Objective: Pictures do not belong in the copy, so please give every entry below again exactly.

Supplied material:

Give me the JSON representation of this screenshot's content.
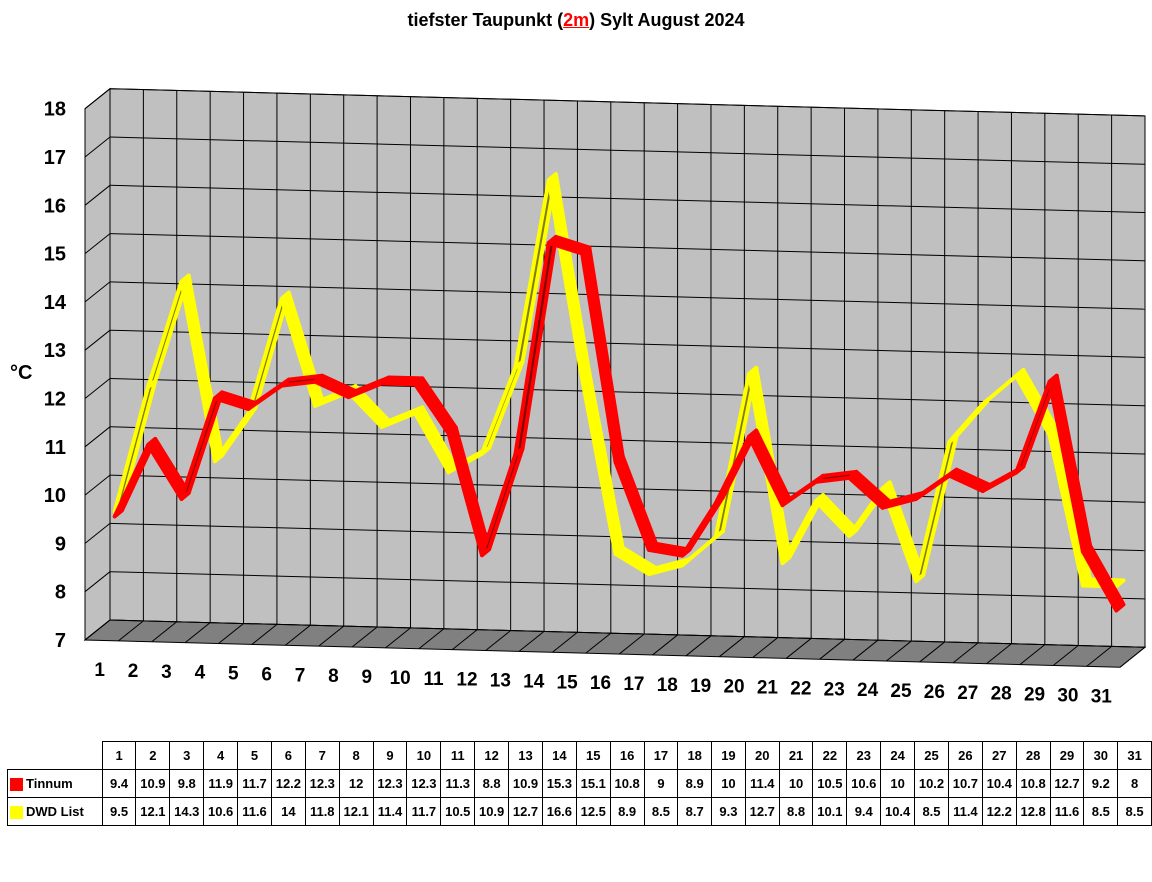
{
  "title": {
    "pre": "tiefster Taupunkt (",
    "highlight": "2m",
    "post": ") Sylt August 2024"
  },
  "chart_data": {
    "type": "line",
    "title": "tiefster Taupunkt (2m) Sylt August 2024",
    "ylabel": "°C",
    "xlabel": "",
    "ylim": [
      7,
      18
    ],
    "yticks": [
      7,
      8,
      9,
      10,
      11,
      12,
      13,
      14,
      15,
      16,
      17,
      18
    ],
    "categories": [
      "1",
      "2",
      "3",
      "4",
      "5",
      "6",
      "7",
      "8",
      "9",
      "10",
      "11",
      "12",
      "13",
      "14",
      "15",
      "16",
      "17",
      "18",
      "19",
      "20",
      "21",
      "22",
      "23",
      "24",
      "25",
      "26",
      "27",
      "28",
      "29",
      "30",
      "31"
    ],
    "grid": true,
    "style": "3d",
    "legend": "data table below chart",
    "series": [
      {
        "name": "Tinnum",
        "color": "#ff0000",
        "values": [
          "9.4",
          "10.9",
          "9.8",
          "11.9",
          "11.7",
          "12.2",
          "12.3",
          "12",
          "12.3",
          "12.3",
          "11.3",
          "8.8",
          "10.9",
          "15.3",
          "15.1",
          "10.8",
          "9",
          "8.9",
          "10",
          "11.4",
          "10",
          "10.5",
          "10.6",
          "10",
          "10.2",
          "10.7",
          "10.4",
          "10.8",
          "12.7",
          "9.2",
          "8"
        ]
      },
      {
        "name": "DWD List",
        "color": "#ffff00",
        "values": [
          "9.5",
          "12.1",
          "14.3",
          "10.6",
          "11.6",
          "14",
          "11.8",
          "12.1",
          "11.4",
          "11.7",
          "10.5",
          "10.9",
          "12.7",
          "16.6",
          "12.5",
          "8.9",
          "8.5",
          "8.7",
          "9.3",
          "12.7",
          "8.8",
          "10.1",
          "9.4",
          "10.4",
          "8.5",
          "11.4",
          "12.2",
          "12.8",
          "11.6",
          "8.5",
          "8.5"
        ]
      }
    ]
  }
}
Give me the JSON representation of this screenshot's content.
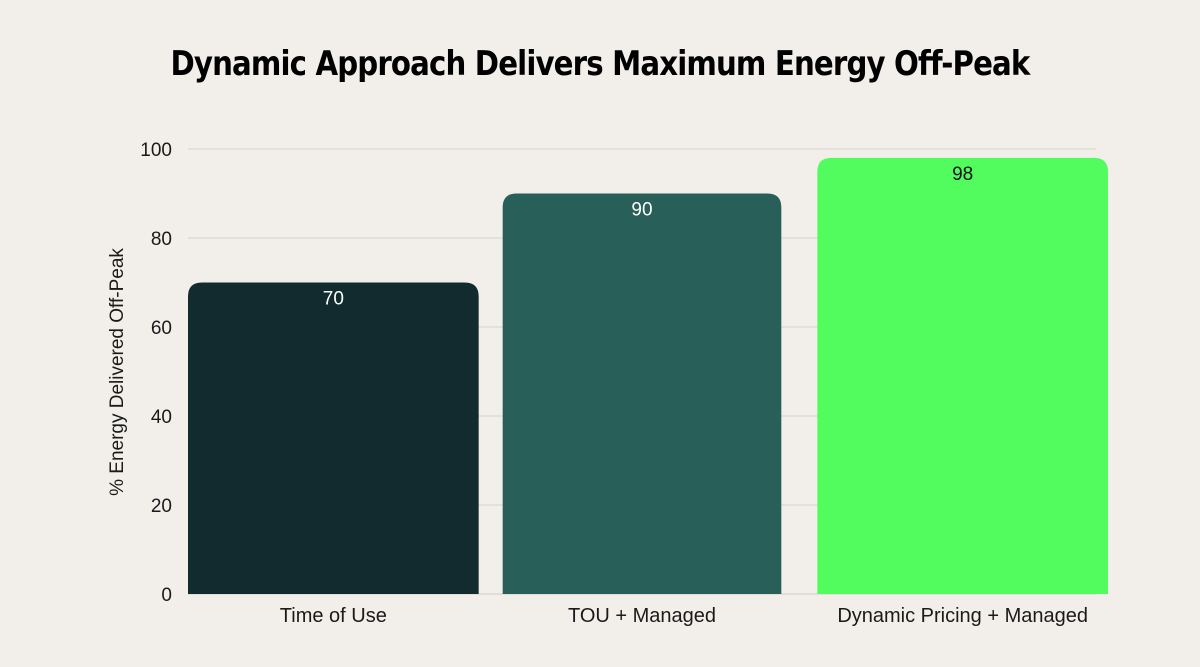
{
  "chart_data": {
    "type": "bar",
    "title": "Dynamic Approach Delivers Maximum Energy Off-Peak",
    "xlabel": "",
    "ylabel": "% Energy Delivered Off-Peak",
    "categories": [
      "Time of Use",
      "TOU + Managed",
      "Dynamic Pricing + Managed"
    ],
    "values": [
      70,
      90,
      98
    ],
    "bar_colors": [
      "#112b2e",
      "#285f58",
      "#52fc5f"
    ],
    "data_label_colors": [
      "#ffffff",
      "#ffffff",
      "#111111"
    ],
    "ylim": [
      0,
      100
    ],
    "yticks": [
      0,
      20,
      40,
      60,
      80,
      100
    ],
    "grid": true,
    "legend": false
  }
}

Task answer:
Give me the JSON representation of this screenshot's content.
{
  "title": {
    "pre": "tiefster Taupunkt (",
    "highlight": "2m",
    "post": ") Sylt August 2024"
  },
  "chart_data": {
    "type": "line",
    "title": "tiefster Taupunkt (2m) Sylt August 2024",
    "ylabel": "°C",
    "xlabel": "",
    "ylim": [
      7,
      18
    ],
    "yticks": [
      7,
      8,
      9,
      10,
      11,
      12,
      13,
      14,
      15,
      16,
      17,
      18
    ],
    "categories": [
      "1",
      "2",
      "3",
      "4",
      "5",
      "6",
      "7",
      "8",
      "9",
      "10",
      "11",
      "12",
      "13",
      "14",
      "15",
      "16",
      "17",
      "18",
      "19",
      "20",
      "21",
      "22",
      "23",
      "24",
      "25",
      "26",
      "27",
      "28",
      "29",
      "30",
      "31"
    ],
    "grid": true,
    "style": "3d",
    "legend": "data table below chart",
    "series": [
      {
        "name": "Tinnum",
        "color": "#ff0000",
        "values": [
          "9.4",
          "10.9",
          "9.8",
          "11.9",
          "11.7",
          "12.2",
          "12.3",
          "12",
          "12.3",
          "12.3",
          "11.3",
          "8.8",
          "10.9",
          "15.3",
          "15.1",
          "10.8",
          "9",
          "8.9",
          "10",
          "11.4",
          "10",
          "10.5",
          "10.6",
          "10",
          "10.2",
          "10.7",
          "10.4",
          "10.8",
          "12.7",
          "9.2",
          "8"
        ]
      },
      {
        "name": "DWD List",
        "color": "#ffff00",
        "values": [
          "9.5",
          "12.1",
          "14.3",
          "10.6",
          "11.6",
          "14",
          "11.8",
          "12.1",
          "11.4",
          "11.7",
          "10.5",
          "10.9",
          "12.7",
          "16.6",
          "12.5",
          "8.9",
          "8.5",
          "8.7",
          "9.3",
          "12.7",
          "8.8",
          "10.1",
          "9.4",
          "10.4",
          "8.5",
          "11.4",
          "12.2",
          "12.8",
          "11.6",
          "8.5",
          "8.5"
        ]
      }
    ]
  }
}
Give me the JSON representation of this screenshot's content.
{
  "chart_data": {
    "type": "bar",
    "title": "Dynamic Approach Delivers Maximum Energy Off-Peak",
    "xlabel": "",
    "ylabel": "% Energy Delivered Off-Peak",
    "categories": [
      "Time of Use",
      "TOU + Managed",
      "Dynamic Pricing + Managed"
    ],
    "values": [
      70,
      90,
      98
    ],
    "bar_colors": [
      "#112b2e",
      "#285f58",
      "#52fc5f"
    ],
    "data_label_colors": [
      "#ffffff",
      "#ffffff",
      "#111111"
    ],
    "ylim": [
      0,
      100
    ],
    "yticks": [
      0,
      20,
      40,
      60,
      80,
      100
    ],
    "grid": true,
    "legend": false
  }
}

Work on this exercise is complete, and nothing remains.